▶ _Exercise description_: In the entries below, find every line with "JSON" and copy it.

## BEGIN Raw data

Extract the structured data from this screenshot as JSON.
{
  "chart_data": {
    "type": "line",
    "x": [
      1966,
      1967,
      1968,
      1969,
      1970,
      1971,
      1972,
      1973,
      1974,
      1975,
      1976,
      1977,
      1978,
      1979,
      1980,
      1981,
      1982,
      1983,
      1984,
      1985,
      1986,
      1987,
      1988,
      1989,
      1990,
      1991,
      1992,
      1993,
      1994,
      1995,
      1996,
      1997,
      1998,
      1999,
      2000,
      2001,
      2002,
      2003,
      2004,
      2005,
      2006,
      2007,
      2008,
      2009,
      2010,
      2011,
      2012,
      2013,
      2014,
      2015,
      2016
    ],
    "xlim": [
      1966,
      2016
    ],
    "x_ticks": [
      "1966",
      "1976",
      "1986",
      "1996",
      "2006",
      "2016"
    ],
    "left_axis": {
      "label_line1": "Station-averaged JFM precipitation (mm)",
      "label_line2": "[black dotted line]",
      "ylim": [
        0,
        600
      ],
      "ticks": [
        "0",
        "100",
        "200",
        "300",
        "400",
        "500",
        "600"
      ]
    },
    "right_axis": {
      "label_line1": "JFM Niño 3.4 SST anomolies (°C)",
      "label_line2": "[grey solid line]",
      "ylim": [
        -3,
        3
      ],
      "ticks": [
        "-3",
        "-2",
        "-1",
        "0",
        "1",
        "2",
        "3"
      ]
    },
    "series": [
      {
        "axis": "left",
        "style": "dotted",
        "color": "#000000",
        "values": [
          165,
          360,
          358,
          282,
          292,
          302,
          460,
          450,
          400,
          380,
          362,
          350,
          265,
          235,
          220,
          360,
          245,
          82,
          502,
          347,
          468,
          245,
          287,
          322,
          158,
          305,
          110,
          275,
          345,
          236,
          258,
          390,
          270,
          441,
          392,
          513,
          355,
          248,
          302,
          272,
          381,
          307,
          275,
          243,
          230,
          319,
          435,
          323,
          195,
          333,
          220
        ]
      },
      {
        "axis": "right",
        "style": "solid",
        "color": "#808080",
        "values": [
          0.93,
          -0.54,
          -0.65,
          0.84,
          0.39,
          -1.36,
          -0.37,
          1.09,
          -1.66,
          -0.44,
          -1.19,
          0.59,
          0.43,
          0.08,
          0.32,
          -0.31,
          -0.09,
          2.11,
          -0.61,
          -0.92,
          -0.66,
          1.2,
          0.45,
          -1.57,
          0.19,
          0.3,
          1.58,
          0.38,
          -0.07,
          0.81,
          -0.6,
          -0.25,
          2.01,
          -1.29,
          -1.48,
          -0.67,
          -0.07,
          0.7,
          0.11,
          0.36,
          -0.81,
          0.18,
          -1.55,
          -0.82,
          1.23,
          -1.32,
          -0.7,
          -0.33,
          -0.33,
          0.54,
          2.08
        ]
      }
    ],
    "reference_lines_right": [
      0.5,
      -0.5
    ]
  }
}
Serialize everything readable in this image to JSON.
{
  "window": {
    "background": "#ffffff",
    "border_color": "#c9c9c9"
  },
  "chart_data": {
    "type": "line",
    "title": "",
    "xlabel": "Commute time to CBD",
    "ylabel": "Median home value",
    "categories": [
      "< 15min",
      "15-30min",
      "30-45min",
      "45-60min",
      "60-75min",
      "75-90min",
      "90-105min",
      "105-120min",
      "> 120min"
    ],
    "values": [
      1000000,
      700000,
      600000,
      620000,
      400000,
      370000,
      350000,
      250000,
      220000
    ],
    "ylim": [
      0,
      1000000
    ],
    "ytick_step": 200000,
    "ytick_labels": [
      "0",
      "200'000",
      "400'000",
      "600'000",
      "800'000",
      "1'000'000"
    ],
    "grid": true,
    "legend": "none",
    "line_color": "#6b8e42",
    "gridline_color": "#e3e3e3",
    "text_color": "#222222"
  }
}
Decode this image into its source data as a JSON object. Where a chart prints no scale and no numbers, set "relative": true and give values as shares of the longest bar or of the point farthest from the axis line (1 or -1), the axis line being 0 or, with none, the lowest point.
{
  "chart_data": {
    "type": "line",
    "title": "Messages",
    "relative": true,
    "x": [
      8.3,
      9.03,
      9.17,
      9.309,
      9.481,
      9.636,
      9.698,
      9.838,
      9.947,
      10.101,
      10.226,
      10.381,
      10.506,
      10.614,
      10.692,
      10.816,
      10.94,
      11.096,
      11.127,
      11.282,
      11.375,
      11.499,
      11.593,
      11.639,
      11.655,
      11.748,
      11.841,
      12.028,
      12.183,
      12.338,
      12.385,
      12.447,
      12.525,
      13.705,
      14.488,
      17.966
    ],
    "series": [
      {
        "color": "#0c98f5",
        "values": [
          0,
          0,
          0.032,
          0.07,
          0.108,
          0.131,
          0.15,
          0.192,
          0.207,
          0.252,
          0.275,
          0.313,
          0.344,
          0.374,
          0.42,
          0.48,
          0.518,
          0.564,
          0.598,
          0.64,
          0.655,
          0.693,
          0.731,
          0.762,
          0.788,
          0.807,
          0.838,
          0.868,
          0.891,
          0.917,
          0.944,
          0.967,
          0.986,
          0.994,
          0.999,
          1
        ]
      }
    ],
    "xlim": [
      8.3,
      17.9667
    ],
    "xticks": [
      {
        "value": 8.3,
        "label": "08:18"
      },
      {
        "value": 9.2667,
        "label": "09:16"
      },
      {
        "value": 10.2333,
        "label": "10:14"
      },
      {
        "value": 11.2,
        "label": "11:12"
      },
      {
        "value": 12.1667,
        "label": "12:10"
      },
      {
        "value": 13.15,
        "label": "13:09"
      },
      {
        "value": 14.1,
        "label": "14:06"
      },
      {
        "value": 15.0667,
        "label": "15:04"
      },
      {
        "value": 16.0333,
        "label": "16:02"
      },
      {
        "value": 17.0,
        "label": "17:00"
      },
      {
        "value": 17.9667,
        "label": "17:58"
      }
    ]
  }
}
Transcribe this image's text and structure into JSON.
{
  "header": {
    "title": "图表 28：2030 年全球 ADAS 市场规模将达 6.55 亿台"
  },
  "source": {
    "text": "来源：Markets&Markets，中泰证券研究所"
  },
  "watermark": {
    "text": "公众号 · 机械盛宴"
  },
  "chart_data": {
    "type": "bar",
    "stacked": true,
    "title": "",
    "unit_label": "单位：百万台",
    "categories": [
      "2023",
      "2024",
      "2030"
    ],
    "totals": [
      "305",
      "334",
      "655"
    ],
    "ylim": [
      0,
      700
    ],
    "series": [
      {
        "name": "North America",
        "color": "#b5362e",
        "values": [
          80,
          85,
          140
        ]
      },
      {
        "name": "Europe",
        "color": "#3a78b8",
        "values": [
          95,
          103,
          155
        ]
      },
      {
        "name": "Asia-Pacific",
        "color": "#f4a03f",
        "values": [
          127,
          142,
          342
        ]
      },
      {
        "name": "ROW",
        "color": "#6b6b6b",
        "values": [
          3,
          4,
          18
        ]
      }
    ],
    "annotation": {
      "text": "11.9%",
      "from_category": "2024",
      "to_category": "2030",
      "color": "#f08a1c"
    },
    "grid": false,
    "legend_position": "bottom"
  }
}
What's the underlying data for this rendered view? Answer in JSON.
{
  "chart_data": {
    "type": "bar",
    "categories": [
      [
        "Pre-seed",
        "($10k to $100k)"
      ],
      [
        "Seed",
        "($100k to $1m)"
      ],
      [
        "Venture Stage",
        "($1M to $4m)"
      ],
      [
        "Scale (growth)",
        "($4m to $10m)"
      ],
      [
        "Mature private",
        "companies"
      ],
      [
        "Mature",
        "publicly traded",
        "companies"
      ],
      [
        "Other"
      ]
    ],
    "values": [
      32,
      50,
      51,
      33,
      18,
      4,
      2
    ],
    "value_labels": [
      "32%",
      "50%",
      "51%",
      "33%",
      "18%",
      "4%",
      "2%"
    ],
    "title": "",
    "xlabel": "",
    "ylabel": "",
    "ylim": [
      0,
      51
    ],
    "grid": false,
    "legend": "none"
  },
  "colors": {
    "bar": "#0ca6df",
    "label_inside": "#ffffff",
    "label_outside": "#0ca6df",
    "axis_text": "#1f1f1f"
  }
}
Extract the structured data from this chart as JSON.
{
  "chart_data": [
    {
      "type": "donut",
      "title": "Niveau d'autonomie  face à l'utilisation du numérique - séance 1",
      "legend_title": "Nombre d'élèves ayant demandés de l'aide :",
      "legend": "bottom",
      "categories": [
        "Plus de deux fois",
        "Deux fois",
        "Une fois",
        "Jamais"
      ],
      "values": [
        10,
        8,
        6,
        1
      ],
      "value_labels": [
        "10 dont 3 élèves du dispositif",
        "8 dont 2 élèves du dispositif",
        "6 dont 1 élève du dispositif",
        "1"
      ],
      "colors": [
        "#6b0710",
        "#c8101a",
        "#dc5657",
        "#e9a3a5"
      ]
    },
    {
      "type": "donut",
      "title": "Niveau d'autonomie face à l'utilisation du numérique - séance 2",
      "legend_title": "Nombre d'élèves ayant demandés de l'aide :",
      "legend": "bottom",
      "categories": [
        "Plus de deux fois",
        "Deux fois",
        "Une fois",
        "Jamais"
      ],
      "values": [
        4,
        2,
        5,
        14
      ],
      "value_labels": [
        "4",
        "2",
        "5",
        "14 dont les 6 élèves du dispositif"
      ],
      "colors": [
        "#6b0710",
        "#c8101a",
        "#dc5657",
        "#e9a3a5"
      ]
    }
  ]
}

## END Raw data

▶ _Task answer_:
Extract the structured data from this screenshot as JSON.
Serialize everything readable in this image to JSON.
Decode this image into its source data as a JSON object. Where a chart prints no scale and no numbers, set "relative": true and give values as shares of the longest bar or of the point farthest from the axis line (1 or -1), the axis line being 0 or, with none, the lowest point.
Transcribe this image's text and structure into JSON.
What's the underlying data for this rendered view? Answer in JSON.
Extract the structured data from this chart as JSON.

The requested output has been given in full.